* [Problem description]: Find and return each line containing "Reifen".
====== Working data ======
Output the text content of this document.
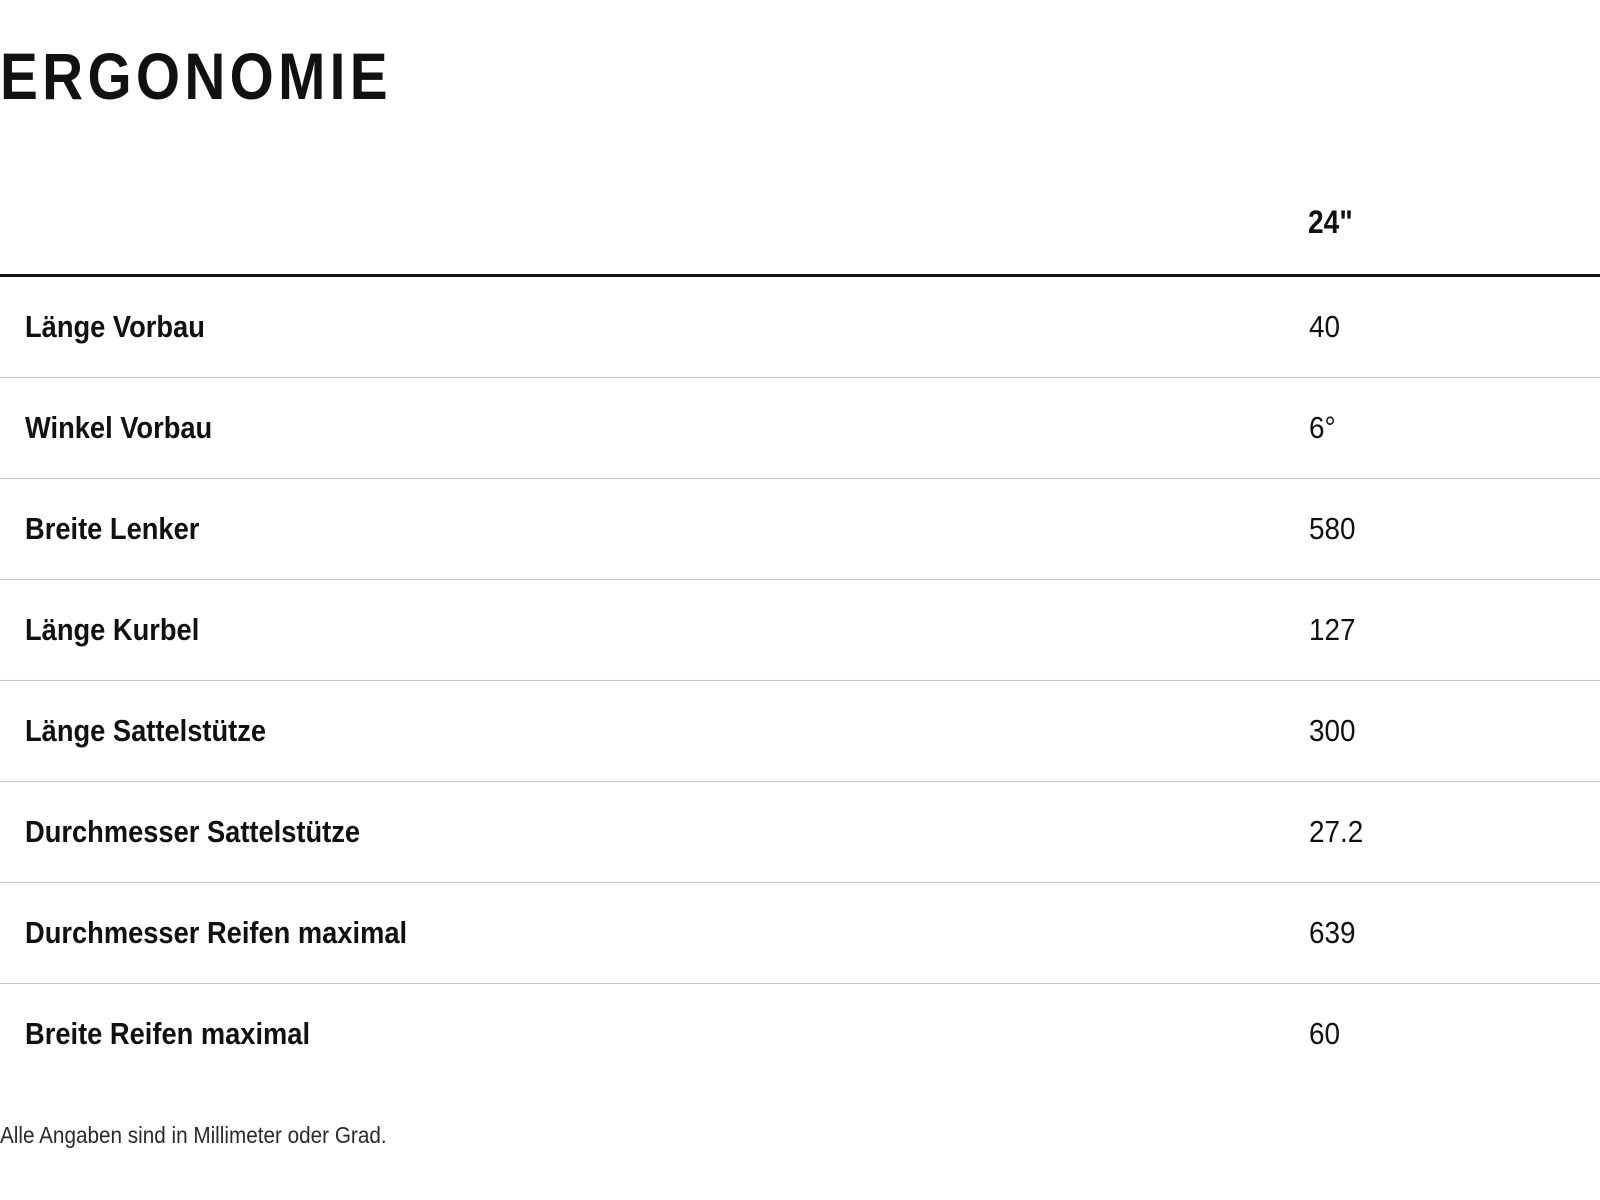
ERGONOMIE
24"
Länge Vorbau	40
Winkel Vorbau	6°
Breite Lenker	580
Länge Kurbel	127
Länge Sattelstütze	300
Durchmesser Sattelstütze	27.2
Durchmesser Reifen maximal	639
Breite Reifen maximal	60
Alle Angaben sind in Millimeter oder Grad.
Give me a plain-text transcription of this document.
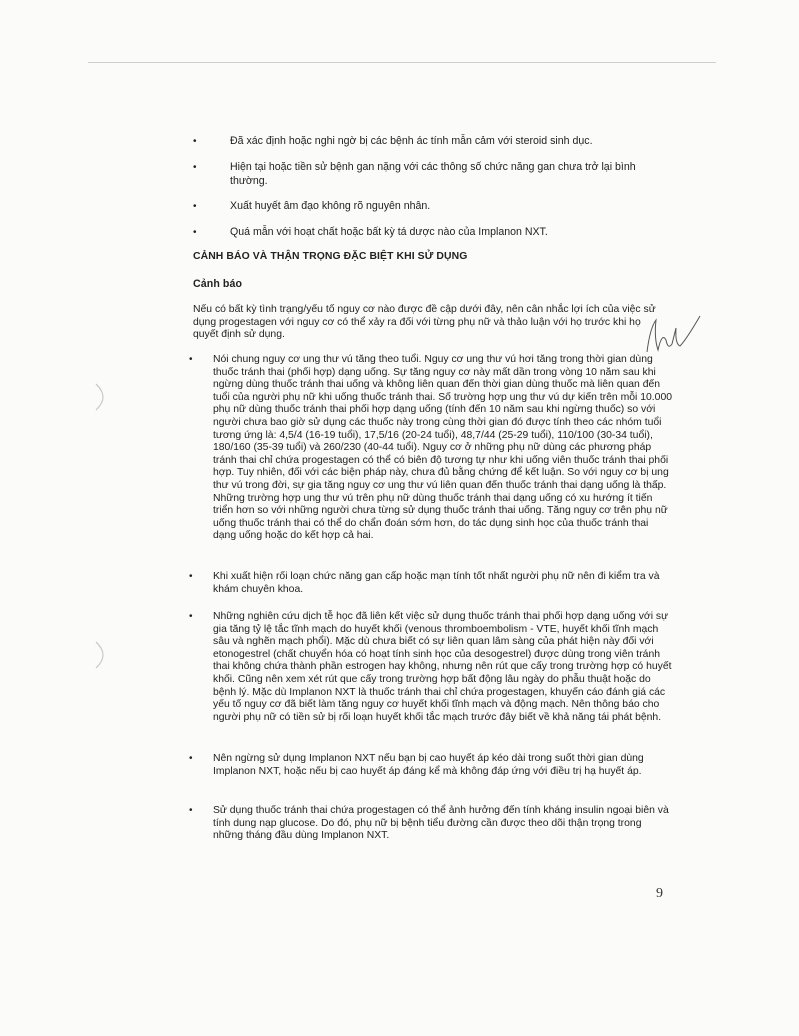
•	Đã xác định hoặc nghi ngờ bị các bệnh ác tính mẫn cảm với steroid sinh dục.
•	Hiện tại hoặc tiền sử bệnh gan nặng với các thông số chức năng gan chưa trở lại bình thường.
•	Xuất huyết âm đạo không rõ nguyên nhân.
•	Quá mẫn với hoạt chất hoặc bất kỳ tá dược nào của Implanon NXT.
CẢNH BÁO VÀ THẬN TRỌNG ĐẶC BIỆT KHI SỬ DỤNG
Cảnh báo
Nếu có bất kỳ tình trạng/yếu tố nguy cơ nào được đề cập dưới đây, nên cân nhắc lợi ích của việc sử dụng progestagen với nguy cơ có thể xảy ra đối với từng phụ nữ và thảo luận với họ trước khi họ quyết định sử dụng.
• Nói chung nguy cơ ung thư vú tăng theo tuổi. Nguy cơ ung thư vú hơi tăng trong thời gian dùng thuốc tránh thai (phối hợp) dạng uống. Sự tăng nguy cơ này mất dần trong vòng 10 năm sau khi ngừng dùng thuốc tránh thai uống và không liên quan đến thời gian dùng thuốc mà liên quan đến tuổi của người phụ nữ khi uống thuốc tránh thai. Số trường hợp ung thư vú dự kiến trên mỗi 10.000 phụ nữ dùng thuốc tránh thai phối hợp dạng uống (tính đến 10 năm sau khi ngừng thuốc) so với người chưa bao giờ sử dụng các thuốc này trong cùng thời gian đó được tính theo các nhóm tuổi tương ứng là: 4,5/4 (16-19 tuổi), 17,5/16 (20-24 tuổi), 48,7/44 (25-29 tuổi), 110/100 (30-34 tuổi), 180/160 (35-39 tuổi) và 260/230 (40-44 tuổi). Nguy cơ ở những phụ nữ dùng các phương pháp tránh thai chỉ chứa progestagen có thể có biên độ tương tự như khi uống viên thuốc tránh thai phối hợp. Tuy nhiên, đối với các biện pháp này, chưa đủ bằng chứng để kết luận. So với nguy cơ bị ung thư vú trong đời, sự gia tăng nguy cơ ung thư vú liên quan đến thuốc tránh thai dạng uống là thấp. Những trường hợp ung thư vú trên phụ nữ dùng thuốc tránh thai dạng uống có xu hướng ít tiến triển hơn so với những người chưa từng sử dụng thuốc tránh thai uống. Tăng nguy cơ trên phụ nữ uống thuốc tránh thai có thể do chẩn đoán sớm hơn, do tác dụng sinh học của thuốc tránh thai dạng uống hoặc do kết hợp cả hai.
• Khi xuất hiện rối loạn chức năng gan cấp hoặc mạn tính tốt nhất người phụ nữ nên đi kiểm tra và khám chuyên khoa.
• Những nghiên cứu dịch tễ học đã liên kết việc sử dụng thuốc tránh thai phối hợp dạng uống với sự gia tăng tỷ lệ tắc tĩnh mạch do huyết khối (venous thromboembolism - VTE, huyết khối tĩnh mạch sâu và nghẽn mạch phổi). Mặc dù chưa biết có sự liên quan lâm sàng của phát hiện này đối với etonogestrel (chất chuyển hóa có hoạt tính sinh học của desogestrel) được dùng trong viên tránh thai không chứa thành phần estrogen hay không, nhưng nên rút que cấy trong trường hợp có huyết khối. Cũng nên xem xét rút que cấy trong trường hợp bất động lâu ngày do phẫu thuật hoặc do bệnh lý. Mặc dù Implanon NXT là thuốc tránh thai chỉ chứa progestagen, khuyến cáo đánh giá các yếu tố nguy cơ đã biết làm tăng nguy cơ huyết khối tĩnh mạch và động mạch. Nên thông báo cho người phụ nữ có tiền sử bị rối loạn huyết khối tắc mạch trước đây biết về khả năng tái phát bệnh.
• Nên ngừng sử dụng Implanon NXT nếu bạn bị cao huyết áp kéo dài trong suốt thời gian dùng Implanon NXT, hoặc nếu bị cao huyết áp đáng kể mà không đáp ứng với điều trị hạ huyết áp.
• Sử dụng thuốc tránh thai chứa progestagen có thể ảnh hưởng đến tính kháng insulin ngoại biên và tính dung nạp glucose. Do đó, phụ nữ bị bệnh tiểu đường cần được theo dõi thận trọng trong những tháng đầu dùng Implanon NXT.
9
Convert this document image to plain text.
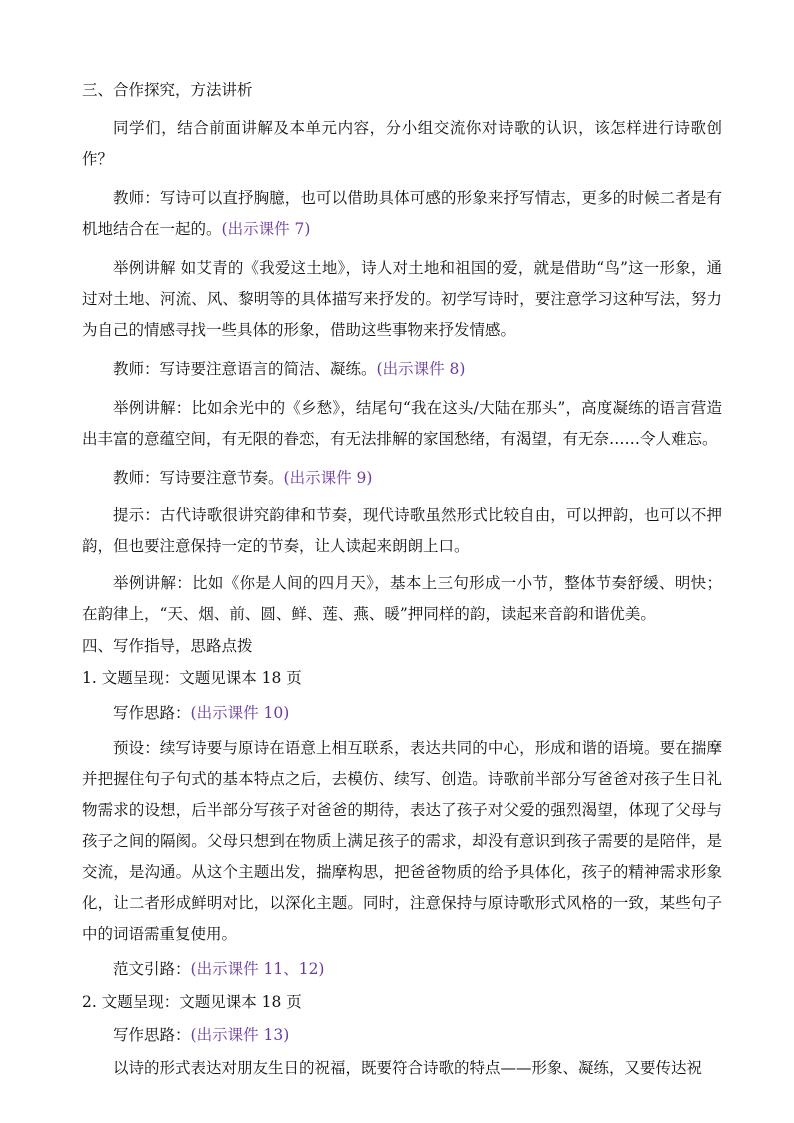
三、合作探究，方法讲析

同学们，结合前面讲解及本单元内容，分小组交流你对诗歌的认识，该怎样进行诗歌创作？

教师：写诗可以直抒胸臆，也可以借助具体可感的形象来抒写情志，更多的时候二者是有机地结合在一起的。(出示课件 7)

举例讲解 如艾青的《我爱这土地》，诗人对土地和祖国的爱，就是借助“鸟”这一形象，通过对土地、河流、风、黎明等的具体描写来抒发的。初学写诗时，要注意学习这种写法，努力为自己的情感寻找一些具体的形象，借助这些事物来抒发情感。

教师：写诗要注意语言的简洁、凝练。(出示课件 8)

举例讲解：比如余光中的《乡愁》，结尾句“我在这头/大陆在那头”，高度凝练的语言营造出丰富的意蕴空间，有无限的眷恋，有无法排解的家国愁绪，有渴望，有无奈……令人难忘。

教师：写诗要注意节奏。(出示课件 9)

提示：古代诗歌很讲究韵律和节奏，现代诗歌虽然形式比较自由，可以押韵，也可以不押韵，但也要注意保持一定的节奏，让人读起来朗朗上口。

举例讲解：比如《你是人间的四月天》，基本上三句形成一小节，整体节奏舒缓、明快；在韵律上，“天、烟、前、圆、鲜、莲、燕、暖”押同样的韵，读起来音韵和谐优美。

四、写作指导，思路点拨

1. 文题呈现：文题见课本 18 页

写作思路：(出示课件 10)

预设：续写诗要与原诗在语意上相互联系，表达共同的中心，形成和谐的语境。要在揣摩并把握住句子句式的基本特点之后，去模仿、续写、创造。诗歌前半部分写爸爸对孩子生日礼物需求的设想，后半部分写孩子对爸爸的期待，表达了孩子对父爱的强烈渴望，体现了父母与孩子之间的隔阂。父母只想到在物质上满足孩子的需求，却没有意识到孩子需要的是陪伴，是交流，是沟通。从这个主题出发，揣摩构思，把爸爸物质的给予具体化，孩子的精神需求形象化，让二者形成鲜明对比，以深化主题。同时，注意保持与原诗歌形式风格的一致，某些句子中的词语需重复使用。

范文引路：(出示课件 11、12)

2. 文题呈现：文题见课本 18 页

写作思路：(出示课件 13)

以诗的形式表达对朋友生日的祝福，既要符合诗歌的特点——形象、凝练，又要传达祝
======
* [Response below]:
Durchmesser Reifen maximal	639
Breite Reifen maximal	60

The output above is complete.